### WHAT NEEDS TO BE DONE
Would you transcribe all of the data exactly, down to the last character?

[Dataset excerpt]
# # # # # # #
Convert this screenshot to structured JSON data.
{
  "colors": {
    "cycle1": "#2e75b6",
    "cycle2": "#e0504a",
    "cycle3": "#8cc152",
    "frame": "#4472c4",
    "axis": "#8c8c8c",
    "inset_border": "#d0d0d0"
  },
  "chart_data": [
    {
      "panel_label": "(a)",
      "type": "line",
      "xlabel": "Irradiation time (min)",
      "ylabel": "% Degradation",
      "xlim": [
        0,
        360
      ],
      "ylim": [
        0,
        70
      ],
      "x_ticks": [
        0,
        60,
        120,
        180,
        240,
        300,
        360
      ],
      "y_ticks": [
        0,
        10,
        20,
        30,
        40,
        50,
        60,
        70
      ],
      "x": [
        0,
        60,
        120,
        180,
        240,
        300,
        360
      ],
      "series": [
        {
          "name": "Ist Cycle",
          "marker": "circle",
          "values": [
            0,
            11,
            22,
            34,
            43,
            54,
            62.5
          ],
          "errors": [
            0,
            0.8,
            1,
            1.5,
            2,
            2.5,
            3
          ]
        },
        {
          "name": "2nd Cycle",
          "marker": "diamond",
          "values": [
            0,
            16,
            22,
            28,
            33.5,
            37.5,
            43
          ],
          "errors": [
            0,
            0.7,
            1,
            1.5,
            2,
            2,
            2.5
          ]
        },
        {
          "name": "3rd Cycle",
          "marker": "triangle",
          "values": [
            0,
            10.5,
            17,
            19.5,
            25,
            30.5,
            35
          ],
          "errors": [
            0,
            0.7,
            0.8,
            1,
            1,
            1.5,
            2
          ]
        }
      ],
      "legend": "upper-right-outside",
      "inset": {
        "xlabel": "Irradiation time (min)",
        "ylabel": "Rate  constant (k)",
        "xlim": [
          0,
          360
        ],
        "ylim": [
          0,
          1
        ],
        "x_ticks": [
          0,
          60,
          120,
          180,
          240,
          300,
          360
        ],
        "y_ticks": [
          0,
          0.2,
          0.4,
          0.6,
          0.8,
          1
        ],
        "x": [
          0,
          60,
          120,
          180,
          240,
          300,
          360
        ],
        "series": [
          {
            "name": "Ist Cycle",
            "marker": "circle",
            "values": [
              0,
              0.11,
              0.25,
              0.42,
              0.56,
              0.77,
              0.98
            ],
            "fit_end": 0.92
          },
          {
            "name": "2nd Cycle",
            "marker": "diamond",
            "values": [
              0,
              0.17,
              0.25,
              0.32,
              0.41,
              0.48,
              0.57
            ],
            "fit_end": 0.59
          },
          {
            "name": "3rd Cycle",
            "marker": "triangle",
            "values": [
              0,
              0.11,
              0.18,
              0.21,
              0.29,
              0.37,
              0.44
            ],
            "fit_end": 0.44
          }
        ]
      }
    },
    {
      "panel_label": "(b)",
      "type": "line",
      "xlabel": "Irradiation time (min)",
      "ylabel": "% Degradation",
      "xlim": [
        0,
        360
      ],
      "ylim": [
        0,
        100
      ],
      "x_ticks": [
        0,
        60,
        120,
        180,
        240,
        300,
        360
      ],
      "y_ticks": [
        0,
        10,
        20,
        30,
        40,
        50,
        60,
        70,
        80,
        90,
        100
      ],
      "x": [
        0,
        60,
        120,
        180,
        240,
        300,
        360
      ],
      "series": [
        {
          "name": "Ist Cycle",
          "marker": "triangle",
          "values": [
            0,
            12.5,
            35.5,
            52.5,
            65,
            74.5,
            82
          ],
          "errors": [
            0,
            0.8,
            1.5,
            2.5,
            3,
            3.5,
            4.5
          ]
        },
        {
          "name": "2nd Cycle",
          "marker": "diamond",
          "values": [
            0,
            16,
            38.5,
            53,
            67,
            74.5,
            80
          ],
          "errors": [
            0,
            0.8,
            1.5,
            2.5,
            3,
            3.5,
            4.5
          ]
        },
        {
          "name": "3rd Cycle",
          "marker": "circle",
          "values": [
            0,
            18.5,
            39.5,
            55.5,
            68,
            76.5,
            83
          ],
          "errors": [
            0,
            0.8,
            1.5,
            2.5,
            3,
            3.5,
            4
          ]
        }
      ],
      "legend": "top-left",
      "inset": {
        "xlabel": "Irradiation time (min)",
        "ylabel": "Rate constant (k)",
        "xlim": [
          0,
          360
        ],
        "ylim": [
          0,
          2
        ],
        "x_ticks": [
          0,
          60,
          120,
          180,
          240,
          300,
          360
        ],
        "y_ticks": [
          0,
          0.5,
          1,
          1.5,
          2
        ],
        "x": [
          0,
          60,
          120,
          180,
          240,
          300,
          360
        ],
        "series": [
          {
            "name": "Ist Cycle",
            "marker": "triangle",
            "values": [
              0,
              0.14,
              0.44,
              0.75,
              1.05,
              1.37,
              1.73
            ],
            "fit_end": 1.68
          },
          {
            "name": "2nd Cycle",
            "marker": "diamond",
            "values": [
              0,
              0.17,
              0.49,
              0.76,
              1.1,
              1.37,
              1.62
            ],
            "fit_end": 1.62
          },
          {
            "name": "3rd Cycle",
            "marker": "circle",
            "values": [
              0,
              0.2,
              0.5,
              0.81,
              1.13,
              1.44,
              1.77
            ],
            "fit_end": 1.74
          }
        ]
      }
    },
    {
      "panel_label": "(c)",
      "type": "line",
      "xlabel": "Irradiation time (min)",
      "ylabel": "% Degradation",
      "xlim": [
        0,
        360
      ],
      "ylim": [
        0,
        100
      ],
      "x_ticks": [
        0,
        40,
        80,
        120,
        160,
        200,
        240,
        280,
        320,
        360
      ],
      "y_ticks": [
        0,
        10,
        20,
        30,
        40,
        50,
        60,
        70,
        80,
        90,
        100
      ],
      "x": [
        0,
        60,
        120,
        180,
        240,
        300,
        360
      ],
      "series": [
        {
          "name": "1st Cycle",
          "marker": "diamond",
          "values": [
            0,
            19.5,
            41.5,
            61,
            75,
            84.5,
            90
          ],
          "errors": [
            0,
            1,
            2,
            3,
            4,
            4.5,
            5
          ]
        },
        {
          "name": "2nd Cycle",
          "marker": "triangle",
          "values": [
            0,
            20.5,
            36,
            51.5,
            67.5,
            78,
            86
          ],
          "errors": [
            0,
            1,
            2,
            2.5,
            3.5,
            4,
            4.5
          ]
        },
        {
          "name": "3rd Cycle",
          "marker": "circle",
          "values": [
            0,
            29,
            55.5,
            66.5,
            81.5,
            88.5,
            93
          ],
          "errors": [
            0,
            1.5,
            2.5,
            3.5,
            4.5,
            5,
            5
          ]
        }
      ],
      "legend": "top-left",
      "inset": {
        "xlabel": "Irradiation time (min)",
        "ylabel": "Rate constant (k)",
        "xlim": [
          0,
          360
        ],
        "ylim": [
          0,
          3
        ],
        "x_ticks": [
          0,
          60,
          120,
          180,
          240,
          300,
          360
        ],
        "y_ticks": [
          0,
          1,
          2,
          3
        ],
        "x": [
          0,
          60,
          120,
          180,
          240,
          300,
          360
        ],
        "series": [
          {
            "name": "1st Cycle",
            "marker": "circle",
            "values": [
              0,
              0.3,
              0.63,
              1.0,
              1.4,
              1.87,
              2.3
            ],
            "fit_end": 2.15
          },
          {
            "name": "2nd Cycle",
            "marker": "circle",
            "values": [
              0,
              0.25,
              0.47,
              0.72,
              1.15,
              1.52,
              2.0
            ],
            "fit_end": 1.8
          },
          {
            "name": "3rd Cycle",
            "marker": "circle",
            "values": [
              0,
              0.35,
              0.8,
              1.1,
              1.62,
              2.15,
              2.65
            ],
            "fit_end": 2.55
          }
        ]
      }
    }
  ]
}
# # # # # # #
### THE COMPLETED TASK
Convert this screenshot to structured JSON data.
{
  "colors": {
    "cycle1": "#2e75b6",
    "cycle2": "#e0504a",
    "cycle3": "#8cc152",
    "frame": "#4472c4",
    "axis": "#8c8c8c",
    "inset_border": "#d0d0d0"
  },
  "chart_data": [
    {
      "panel_label": "(a)",
      "type": "line",
      "xlabel": "Irradiation time (min)",
      "ylabel": "% Degradation",
      "xlim": [
        0,
        360
      ],
      "ylim": [
        0,
        70
      ],
      "x_ticks": [
        0,
        60,
        120,
        180,
        240,
        300,
        360
      ],
      "y_ticks": [
        0,
        10,
        20,
        30,
        40,
        50,
        60,
        70
      ],
      "x": [
        0,
        60,
        120,
        180,
        240,
        300,
        360
      ],
      "series": [
        {
          "name": "Ist Cycle",
          "marker": "circle",
          "values": [
            0,
            11,
            22,
            34,
            43,
            54,
            62.5
          ],
          "errors": [
            0,
            0.8,
            1,
            1.5,
            2,
            2.5,
            3
          ]
        },
        {
          "name": "2nd Cycle",
          "marker": "diamond",
          "values": [
            0,
            16,
            22,
            28,
            33.5,
            37.5,
            43
          ],
          "errors": [
            0,
            0.7,
            1,
            1.5,
            2,
            2,
            2.5
          ]
        },
        {
          "name": "3rd Cycle",
          "marker": "triangle",
          "values": [
            0,
            10.5,
            17,
            19.5,
            25,
            30.5,
            35
          ],
          "errors": [
            0,
            0.7,
            0.8,
            1,
            1,
            1.5,
            2
          ]
        }
      ],
      "legend": "upper-right-outside",
      "inset": {
        "xlabel": "Irradiation time (min)",
        "ylabel": "Rate  constant (k)",
        "xlim": [
          0,
          360
        ],
        "ylim": [
          0,
          1
        ],
        "x_ticks": [
          0,
          60,
          120,
          180,
          240,
          300,
          360
        ],
        "y_ticks": [
          0,
          0.2,
          0.4,
          0.6,
          0.8,
          1
        ],
        "x": [
          0,
          60,
          120,
          180,
          240,
          300,
          360
        ],
        "series": [
          {
            "name": "Ist Cycle",
            "marker": "circle",
            "values": [
              0,
              0.11,
              0.25,
              0.42,
              0.56,
              0.77,
              0.98
            ],
            "fit_end": 0.92
          },
          {
            "name": "2nd Cycle",
            "marker": "diamond",
            "values": [
              0,
              0.17,
              0.25,
              0.32,
              0.41,
              0.48,
              0.57
            ],
            "fit_end": 0.59
          },
          {
            "name": "3rd Cycle",
            "marker": "triangle",
            "values": [
              0,
              0.11,
              0.18,
              0.21,
              0.29,
              0.37,
              0.44
            ],
            "fit_end": 0.44
          }
        ]
      }
    },
    {
      "panel_label": "(b)",
      "type": "line",
      "xlabel": "Irradiation time (min)",
      "ylabel": "% Degradation",
      "xlim": [
        0,
        360
      ],
      "ylim": [
        0,
        100
      ],
      "x_ticks": [
        0,
        60,
        120,
        180,
        240,
        300,
        360
      ],
      "y_ticks": [
        0,
        10,
        20,
        30,
        40,
        50,
        60,
        70,
        80,
        90,
        100
      ],
      "x": [
        0,
        60,
        120,
        180,
        240,
        300,
        360
      ],
      "series": [
        {
          "name": "Ist Cycle",
          "marker": "triangle",
          "values": [
            0,
            12.5,
            35.5,
            52.5,
            65,
            74.5,
            82
          ],
          "errors": [
            0,
            0.8,
            1.5,
            2.5,
            3,
            3.5,
            4.5
          ]
        },
        {
          "name": "2nd Cycle",
          "marker": "diamond",
          "values": [
            0,
            16,
            38.5,
            53,
            67,
            74.5,
            80
          ],
          "errors": [
            0,
            0.8,
            1.5,
            2.5,
            3,
            3.5,
            4.5
          ]
        },
        {
          "name": "3rd Cycle",
          "marker": "circle",
          "values": [
            0,
            18.5,
            39.5,
            55.5,
            68,
            76.5,
            83
          ],
          "errors": [
            0,
            0.8,
            1.5,
            2.5,
            3,
            3.5,
            4
          ]
        }
      ],
      "legend": "top-left",
      "inset": {
        "xlabel": "Irradiation time (min)",
        "ylabel": "Rate constant (k)",
        "xlim": [
          0,
          360
        ],
        "ylim": [
          0,
          2
        ],
        "x_ticks": [
          0,
          60,
          120,
          180,
          240,
          300,
          360
        ],
        "y_ticks": [
          0,
          0.5,
          1,
          1.5,
          2
        ],
        "x": [
          0,
          60,
          120,
          180,
          240,
          300,
          360
        ],
        "series": [
          {
            "name": "Ist Cycle",
            "marker": "triangle",
            "values": [
              0,
              0.14,
              0.44,
              0.75,
              1.05,
              1.37,
              1.73
            ],
            "fit_end": 1.68
          },
          {
            "name": "2nd Cycle",
            "marker": "diamond",
            "values": [
              0,
              0.17,
              0.49,
              0.76,
              1.1,
              1.37,
              1.62
            ],
            "fit_end": 1.62
          },
          {
            "name": "3rd Cycle",
            "marker": "circle",
            "values": [
              0,
              0.2,
              0.5,
              0.81,
              1.13,
              1.44,
              1.77
            ],
            "fit_end": 1.74
          }
        ]
      }
    },
    {
      "panel_label": "(c)",
      "type": "line",
      "xlabel": "Irradiation time (min)",
      "ylabel": "% Degradation",
      "xlim": [
        0,
        360
      ],
      "ylim": [
        0,
        100
      ],
      "x_ticks": [
        0,
        40,
        80,
        120,
        160,
        200,
        240,
        280,
        320,
        360
      ],
      "y_ticks": [
        0,
        10,
        20,
        30,
        40,
        50,
        60,
        70,
        80,
        90,
        100
      ],
      "x": [
        0,
        60,
        120,
        180,
        240,
        300,
        360
      ],
      "series": [
        {
          "name": "1st Cycle",
          "marker": "diamond",
          "values": [
            0,
            19.5,
            41.5,
            61,
            75,
            84.5,
            90
          ],
          "errors": [
            0,
            1,
            2,
            3,
            4,
            4.5,
            5
          ]
        },
        {
          "name": "2nd Cycle",
          "marker": "triangle",
          "values": [
            0,
            20.5,
            36,
            51.5,
            67.5,
            78,
            86
          ],
          "errors": [
            0,
            1,
            2,
            2.5,
            3.5,
            4,
            4.5
          ]
        },
        {
          "name": "3rd Cycle",
          "marker": "circle",
          "values": [
            0,
            29,
            55.5,
            66.5,
            81.5,
            88.5,
            93
          ],
          "errors": [
            0,
            1.5,
            2.5,
            3.5,
            4.5,
            5,
            5
          ]
        }
      ],
      "legend": "top-left",
      "inset": {
        "xlabel": "Irradiation time (min)",
        "ylabel": "Rate constant (k)",
        "xlim": [
          0,
          360
        ],
        "ylim": [
          0,
          3
        ],
        "x_ticks": [
          0,
          60,
          120,
          180,
          240,
          300,
          360
        ],
        "y_ticks": [
          0,
          1,
          2,
          3
        ],
        "x": [
          0,
          60,
          120,
          180,
          240,
          300,
          360
        ],
        "series": [
          {
            "name": "1st Cycle",
            "marker": "circle",
            "values": [
              0,
              0.3,
              0.63,
              1.0,
              1.4,
              1.87,
              2.3
            ],
            "fit_end": 2.15
          },
          {
            "name": "2nd Cycle",
            "marker": "circle",
            "values": [
              0,
              0.25,
              0.47,
              0.72,
              1.15,
              1.52,
              2.0
            ],
            "fit_end": 1.8
          },
          {
            "name": "3rd Cycle",
            "marker": "circle",
            "values": [
              0,
              0.35,
              0.8,
              1.1,
              1.62,
              2.15,
              2.65
            ],
            "fit_end": 2.55
          }
        ]
      }
    }
  ]
}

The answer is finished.